### GIVEN PROBLEM
Using the text below on American education, answer these questions:
1. In what year did the writer graduate from high school?
2. What share of the American public does the text say thinks Saddam Hussein attacked the World Trade Center on 9/11?
3. Which think-tank's web site does the writer say explains the Bush administration's reason for invading Iraq?

### SOURCE
# # #
Indeed, Teribus, it is a damning indictment of the America educational system, especially within recent years, and especially of basic education in the grade and high schools, where the fundamentals are supposed to be taught. I graduated from high school in 1949, when education was measurably more thorough than it is now, and although I got the usual idealized picture of American history, I was something of a history buff and read widely on my own. Also, when in high school, an older friend introduced me to the writings of Philip Wylie and other social critics, so I learned early on to bring a measure of skepticism to what I read. More recent reading includes such works as The March of Folly by that late Barbara Tuchman. Highly recommended, as I think much of what she says applies directly to the current American situation, both foreign and domestic.

I could catalog details of the abysmal ignorance of history and current events of a shocking percentage of American high school graduates (and an alarming number of university graduates as well!), but suffice it to say that a huge number of them can't distinguish between the events of World War I and World War II, couldn't give you even an approximate date for the Civil War, and something like 8% of high school graduates couldn't name the current U. S. president (i.e., George W. Bush!). Is it any wonder that some 61% of the American public (nudged a bit by Bush spinmeisters) think that it was Saddam Hussein who attacked the World Trade Center on 9/11?

So much for Thomas Jefferson's "informed electorate." The future of democracy in this country looks pretty dismal.

Now. On the matter of my use of the word REAL

By "real," I mean what actually is the case, not what the aforementioned spinmeisters are trying to get us to think. As in the real reason the Bush administration wanted to invade Iraq—a matter of long-term foreign policy—is explained in considerable detail on the web site of The Project for the New American Century, a Right-wing think-tank. What lends this credibility is that 1) their Statement of Principles (note the signatories listed at the bottom of the page) was written before the Bush administration came to power, and 2) a large number of the members of this think-tank are now in the Bush administration. If one read the material that was posted on this web site prior to the "election" of George W. Bush, and then noted the list of people whom he appointed to his cabinet, one could easily predict exactly what they would do if the came into office. And lo and behold, they did! And it has nothing to do with whether or not Saddam Hussein is a nice man or a monster, or whether or not he has WMDs (or whether or not he had anything to do with the 9/11 attacks because when the Statement of Principles was written, it hadn't happened yet—that was an enabling gift, providing a flawed but, with some fine-tuning, a usable excuse to do what had long been on the drawing boards). The Bush administration had to peddle this multi-layered story to the American public (and to a Congress who should have known better—although some members did) to get them to accept the very un-American act of initiate a war against a small, second-rate country that just happened to have resources the world needed, the Bush administration wanted to control, and was strategically located geopolitically. The real reason (Merriam-Webster)
# # #
### RECORDED INFORMATION

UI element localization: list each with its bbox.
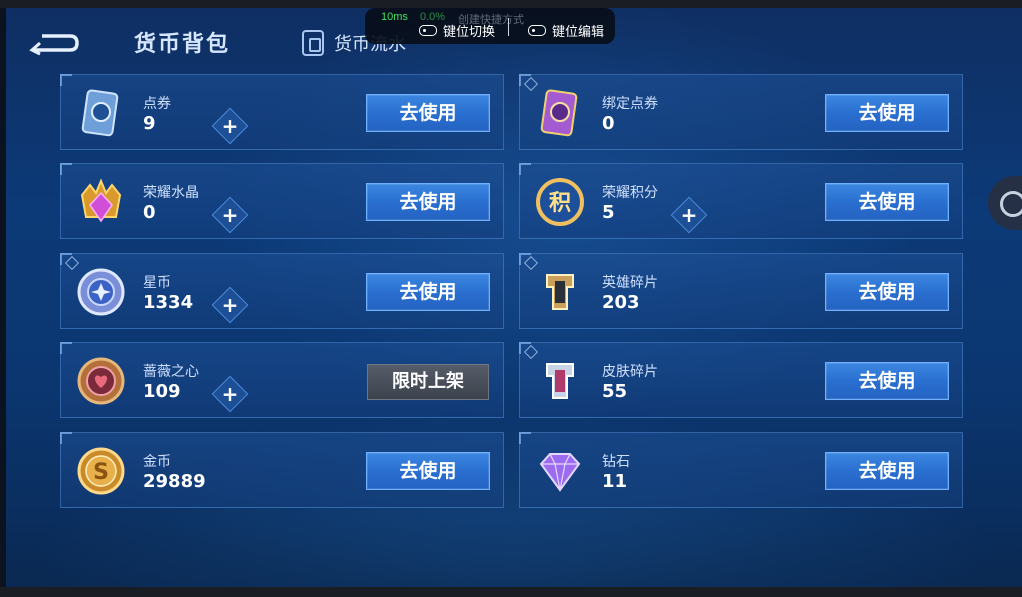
# # #
### FINISHED TASK
1. 1949
2. Some 61%
3. The Project for the New American Century